**Problem details:** Only a number is wanted: how many lines in the listing contain the word "mantissa"?

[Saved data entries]
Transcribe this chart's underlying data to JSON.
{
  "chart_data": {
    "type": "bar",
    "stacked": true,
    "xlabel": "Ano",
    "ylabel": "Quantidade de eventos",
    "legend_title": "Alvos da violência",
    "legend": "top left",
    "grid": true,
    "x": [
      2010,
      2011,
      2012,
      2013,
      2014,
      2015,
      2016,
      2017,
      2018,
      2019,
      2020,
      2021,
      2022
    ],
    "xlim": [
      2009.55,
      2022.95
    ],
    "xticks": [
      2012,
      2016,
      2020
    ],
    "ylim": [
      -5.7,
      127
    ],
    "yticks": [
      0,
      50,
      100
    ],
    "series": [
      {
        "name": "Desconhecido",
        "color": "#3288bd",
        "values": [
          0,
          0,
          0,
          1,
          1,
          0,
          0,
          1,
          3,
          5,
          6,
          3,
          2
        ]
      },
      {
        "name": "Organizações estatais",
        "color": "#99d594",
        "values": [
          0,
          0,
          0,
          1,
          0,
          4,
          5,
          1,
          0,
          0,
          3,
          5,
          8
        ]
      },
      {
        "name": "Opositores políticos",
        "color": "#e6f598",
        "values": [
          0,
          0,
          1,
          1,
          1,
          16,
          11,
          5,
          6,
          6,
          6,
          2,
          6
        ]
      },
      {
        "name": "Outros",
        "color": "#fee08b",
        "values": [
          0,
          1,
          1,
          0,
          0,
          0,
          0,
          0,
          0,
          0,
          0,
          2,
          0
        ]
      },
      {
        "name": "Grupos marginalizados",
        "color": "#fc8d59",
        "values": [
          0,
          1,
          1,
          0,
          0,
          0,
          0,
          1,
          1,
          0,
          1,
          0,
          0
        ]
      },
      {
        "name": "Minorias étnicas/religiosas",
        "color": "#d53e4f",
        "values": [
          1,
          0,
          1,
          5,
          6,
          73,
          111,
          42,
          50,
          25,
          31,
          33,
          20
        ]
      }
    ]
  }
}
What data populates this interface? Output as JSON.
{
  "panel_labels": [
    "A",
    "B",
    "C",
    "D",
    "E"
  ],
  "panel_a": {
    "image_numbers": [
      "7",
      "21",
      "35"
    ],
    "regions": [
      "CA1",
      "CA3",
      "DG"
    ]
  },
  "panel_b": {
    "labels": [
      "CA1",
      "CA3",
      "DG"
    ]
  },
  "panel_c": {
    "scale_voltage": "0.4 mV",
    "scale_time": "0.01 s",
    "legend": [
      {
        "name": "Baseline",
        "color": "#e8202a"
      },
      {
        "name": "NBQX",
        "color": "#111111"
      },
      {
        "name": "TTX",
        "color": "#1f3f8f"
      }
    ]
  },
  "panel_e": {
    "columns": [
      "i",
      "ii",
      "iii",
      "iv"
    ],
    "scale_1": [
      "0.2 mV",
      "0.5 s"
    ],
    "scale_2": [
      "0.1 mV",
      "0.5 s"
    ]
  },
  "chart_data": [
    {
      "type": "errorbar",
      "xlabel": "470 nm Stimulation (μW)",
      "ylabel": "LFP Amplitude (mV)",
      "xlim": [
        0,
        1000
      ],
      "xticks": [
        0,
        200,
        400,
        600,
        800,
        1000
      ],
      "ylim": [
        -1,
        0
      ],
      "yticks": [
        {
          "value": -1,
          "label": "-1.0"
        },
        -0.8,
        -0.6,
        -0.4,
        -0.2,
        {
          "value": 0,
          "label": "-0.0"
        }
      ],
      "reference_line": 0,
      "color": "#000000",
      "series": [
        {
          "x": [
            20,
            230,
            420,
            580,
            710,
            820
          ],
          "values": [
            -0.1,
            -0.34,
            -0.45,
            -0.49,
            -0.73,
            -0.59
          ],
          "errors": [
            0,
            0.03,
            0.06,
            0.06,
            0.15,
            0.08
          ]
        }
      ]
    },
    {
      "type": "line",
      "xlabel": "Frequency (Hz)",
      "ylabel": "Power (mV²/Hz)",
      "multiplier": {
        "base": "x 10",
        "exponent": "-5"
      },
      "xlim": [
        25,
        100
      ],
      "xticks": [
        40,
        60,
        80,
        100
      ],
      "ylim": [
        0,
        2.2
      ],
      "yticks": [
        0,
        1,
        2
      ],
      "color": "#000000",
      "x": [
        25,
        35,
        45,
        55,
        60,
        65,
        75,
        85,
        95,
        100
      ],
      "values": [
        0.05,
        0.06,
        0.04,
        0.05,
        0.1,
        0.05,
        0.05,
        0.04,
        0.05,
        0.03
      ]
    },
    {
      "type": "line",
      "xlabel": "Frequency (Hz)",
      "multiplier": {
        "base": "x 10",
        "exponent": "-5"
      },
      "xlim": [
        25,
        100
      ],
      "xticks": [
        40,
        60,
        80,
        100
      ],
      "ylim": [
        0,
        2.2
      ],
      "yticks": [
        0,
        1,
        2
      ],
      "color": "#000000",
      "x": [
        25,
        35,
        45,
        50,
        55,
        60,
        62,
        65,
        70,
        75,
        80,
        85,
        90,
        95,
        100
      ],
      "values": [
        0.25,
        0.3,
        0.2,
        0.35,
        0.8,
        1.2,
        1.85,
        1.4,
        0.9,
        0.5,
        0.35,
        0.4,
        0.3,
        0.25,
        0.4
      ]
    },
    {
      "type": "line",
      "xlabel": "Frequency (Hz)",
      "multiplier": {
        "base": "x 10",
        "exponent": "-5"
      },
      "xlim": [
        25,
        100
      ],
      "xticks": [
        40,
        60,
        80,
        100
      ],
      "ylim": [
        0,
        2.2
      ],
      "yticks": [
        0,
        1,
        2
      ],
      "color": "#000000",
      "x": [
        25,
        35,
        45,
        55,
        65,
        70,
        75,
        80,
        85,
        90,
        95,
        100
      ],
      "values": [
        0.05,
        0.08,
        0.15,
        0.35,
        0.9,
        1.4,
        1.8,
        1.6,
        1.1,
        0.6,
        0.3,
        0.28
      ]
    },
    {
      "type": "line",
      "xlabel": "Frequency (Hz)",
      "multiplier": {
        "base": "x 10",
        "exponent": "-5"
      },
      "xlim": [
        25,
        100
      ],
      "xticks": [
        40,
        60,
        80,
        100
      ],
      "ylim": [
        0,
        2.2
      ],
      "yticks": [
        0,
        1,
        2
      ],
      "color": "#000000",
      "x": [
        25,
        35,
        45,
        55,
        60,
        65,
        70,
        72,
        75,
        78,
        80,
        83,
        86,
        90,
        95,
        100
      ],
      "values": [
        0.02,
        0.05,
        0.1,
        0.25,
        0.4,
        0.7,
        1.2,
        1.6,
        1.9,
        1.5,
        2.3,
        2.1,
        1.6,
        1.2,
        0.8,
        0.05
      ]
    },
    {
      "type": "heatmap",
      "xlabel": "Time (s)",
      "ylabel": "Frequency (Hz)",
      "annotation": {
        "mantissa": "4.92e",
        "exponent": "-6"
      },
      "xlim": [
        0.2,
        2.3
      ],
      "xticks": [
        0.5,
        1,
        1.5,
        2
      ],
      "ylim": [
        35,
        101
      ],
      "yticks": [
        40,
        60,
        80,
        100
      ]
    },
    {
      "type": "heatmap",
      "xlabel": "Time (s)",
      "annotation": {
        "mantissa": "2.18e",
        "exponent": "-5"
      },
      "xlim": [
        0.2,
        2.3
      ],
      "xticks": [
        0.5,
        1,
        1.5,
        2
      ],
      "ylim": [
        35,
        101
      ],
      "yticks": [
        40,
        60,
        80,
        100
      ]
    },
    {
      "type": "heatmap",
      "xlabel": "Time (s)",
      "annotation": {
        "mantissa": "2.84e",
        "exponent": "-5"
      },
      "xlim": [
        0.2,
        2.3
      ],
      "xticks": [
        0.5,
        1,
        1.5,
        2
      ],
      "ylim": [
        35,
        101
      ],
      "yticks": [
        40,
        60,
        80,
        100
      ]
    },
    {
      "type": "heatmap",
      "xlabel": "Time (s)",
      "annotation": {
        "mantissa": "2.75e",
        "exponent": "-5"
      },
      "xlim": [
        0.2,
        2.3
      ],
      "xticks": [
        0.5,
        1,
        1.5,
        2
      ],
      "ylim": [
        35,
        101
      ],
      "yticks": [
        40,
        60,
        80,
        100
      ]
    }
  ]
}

**Response:** 4